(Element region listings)
>> begin

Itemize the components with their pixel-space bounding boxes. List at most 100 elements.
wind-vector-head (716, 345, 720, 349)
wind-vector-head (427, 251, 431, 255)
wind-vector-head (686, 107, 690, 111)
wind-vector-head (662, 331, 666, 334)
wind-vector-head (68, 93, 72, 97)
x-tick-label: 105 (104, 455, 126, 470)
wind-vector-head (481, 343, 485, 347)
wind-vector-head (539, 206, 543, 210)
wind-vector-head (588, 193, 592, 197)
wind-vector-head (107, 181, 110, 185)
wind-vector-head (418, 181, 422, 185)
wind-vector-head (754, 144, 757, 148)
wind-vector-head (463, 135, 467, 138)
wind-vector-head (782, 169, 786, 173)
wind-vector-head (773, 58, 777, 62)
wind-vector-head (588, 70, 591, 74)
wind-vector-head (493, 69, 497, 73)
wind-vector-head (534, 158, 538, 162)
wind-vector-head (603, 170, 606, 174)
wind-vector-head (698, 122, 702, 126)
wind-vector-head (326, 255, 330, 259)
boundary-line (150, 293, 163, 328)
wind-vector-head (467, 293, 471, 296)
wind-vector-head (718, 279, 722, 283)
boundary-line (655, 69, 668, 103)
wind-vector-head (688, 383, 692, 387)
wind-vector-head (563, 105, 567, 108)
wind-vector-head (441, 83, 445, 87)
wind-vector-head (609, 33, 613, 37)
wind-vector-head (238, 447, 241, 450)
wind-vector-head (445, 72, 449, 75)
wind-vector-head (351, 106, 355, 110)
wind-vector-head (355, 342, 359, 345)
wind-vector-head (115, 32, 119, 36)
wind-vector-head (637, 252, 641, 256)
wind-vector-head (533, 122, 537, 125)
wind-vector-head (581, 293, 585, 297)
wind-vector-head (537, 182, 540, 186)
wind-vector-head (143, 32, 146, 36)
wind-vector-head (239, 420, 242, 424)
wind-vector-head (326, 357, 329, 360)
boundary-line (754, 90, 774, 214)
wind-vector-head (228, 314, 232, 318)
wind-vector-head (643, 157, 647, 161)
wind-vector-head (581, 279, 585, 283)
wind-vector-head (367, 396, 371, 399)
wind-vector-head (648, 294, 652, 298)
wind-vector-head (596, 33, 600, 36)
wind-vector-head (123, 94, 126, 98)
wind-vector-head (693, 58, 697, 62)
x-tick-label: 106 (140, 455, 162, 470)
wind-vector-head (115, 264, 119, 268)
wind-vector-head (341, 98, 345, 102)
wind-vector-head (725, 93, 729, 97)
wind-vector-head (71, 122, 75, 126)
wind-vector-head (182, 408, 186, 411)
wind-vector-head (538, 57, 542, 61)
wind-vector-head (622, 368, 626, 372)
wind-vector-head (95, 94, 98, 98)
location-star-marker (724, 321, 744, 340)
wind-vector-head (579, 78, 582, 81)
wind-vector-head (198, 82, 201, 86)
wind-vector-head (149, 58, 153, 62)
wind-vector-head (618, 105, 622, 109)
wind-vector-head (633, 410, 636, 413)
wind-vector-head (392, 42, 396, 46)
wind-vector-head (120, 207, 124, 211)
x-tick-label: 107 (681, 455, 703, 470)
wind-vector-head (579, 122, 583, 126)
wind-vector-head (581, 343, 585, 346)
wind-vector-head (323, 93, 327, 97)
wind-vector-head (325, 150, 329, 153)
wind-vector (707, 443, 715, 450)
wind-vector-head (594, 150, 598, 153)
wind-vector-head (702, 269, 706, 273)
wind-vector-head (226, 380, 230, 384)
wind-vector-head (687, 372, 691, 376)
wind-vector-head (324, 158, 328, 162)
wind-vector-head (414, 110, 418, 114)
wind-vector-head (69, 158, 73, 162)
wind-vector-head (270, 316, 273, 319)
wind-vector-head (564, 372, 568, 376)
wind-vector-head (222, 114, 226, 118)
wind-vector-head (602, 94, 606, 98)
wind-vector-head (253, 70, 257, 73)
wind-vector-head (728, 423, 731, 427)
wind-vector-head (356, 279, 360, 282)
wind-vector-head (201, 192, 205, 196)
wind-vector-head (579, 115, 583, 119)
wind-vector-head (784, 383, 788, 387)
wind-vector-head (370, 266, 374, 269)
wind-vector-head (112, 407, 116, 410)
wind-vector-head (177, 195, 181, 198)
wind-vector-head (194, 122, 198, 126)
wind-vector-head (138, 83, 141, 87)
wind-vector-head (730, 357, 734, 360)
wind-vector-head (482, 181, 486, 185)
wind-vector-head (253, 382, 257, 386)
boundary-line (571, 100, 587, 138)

>> end

What to work on:
Starting at the beginning of the listing and ending at the line that contains "wind-vector-head (534, 158, 538, 162)", give those lines again with "x-tick-label" replaced by "x-axis-label". Keep everything else the same.

Solution:
Itemize the components with their pixel-space bounding boxes. List at most 100 elements.
wind-vector-head (716, 345, 720, 349)
wind-vector-head (427, 251, 431, 255)
wind-vector-head (686, 107, 690, 111)
wind-vector-head (662, 331, 666, 334)
wind-vector-head (68, 93, 72, 97)
x-axis-label: 105 (104, 455, 126, 470)
wind-vector-head (481, 343, 485, 347)
wind-vector-head (539, 206, 543, 210)
wind-vector-head (588, 193, 592, 197)
wind-vector-head (107, 181, 110, 185)
wind-vector-head (418, 181, 422, 185)
wind-vector-head (754, 144, 757, 148)
wind-vector-head (463, 135, 467, 138)
wind-vector-head (782, 169, 786, 173)
wind-vector-head (773, 58, 777, 62)
wind-vector-head (588, 70, 591, 74)
wind-vector-head (493, 69, 497, 73)
wind-vector-head (534, 158, 538, 162)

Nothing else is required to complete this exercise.